▶ [What you should do] Leave out the images and repeat the listing below without a single change.

▶ [Provided entries]

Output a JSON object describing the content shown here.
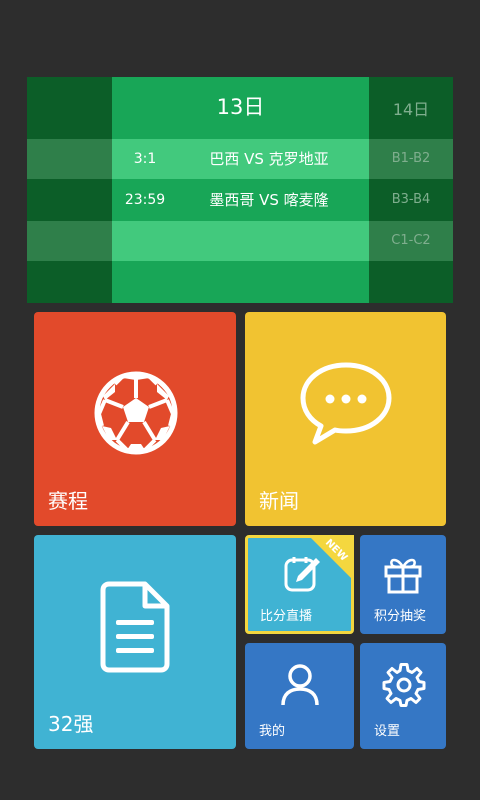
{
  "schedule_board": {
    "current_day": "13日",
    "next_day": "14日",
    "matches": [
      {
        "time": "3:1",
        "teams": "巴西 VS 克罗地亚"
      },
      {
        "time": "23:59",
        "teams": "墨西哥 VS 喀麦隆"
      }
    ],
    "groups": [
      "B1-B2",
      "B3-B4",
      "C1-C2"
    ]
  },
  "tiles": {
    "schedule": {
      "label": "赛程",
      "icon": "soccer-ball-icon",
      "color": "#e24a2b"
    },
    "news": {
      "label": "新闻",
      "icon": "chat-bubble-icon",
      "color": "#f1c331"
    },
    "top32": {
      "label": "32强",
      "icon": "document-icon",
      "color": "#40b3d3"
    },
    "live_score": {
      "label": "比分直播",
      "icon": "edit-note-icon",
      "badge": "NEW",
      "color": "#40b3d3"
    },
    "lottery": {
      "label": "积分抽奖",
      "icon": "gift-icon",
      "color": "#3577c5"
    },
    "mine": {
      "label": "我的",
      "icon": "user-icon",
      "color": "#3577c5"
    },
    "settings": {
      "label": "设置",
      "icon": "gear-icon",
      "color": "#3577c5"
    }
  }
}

▶ [Task output]
Output a JSON object describing the content shown here.
{
  "schedule_board": {
    "current_day": "13日",
    "next_day": "14日",
    "matches": [
      {
        "time": "3:1",
        "teams": "巴西 VS 克罗地亚"
      },
      {
        "time": "23:59",
        "teams": "墨西哥 VS 喀麦隆"
      }
    ],
    "groups": [
      "B1-B2",
      "B3-B4",
      "C1-C2"
    ]
  },
  "tiles": {
    "schedule": {
      "label": "赛程",
      "icon": "soccer-ball-icon",
      "color": "#e24a2b"
    },
    "news": {
      "label": "新闻",
      "icon": "chat-bubble-icon",
      "color": "#f1c331"
    },
    "top32": {
      "label": "32强",
      "icon": "document-icon",
      "color": "#40b3d3"
    },
    "live_score": {
      "label": "比分直播",
      "icon": "edit-note-icon",
      "badge": "NEW",
      "color": "#40b3d3"
    },
    "lottery": {
      "label": "积分抽奖",
      "icon": "gift-icon",
      "color": "#3577c5"
    },
    "mine": {
      "label": "我的",
      "icon": "user-icon",
      "color": "#3577c5"
    },
    "settings": {
      "label": "设置",
      "icon": "gear-icon",
      "color": "#3577c5"
    }
  }
}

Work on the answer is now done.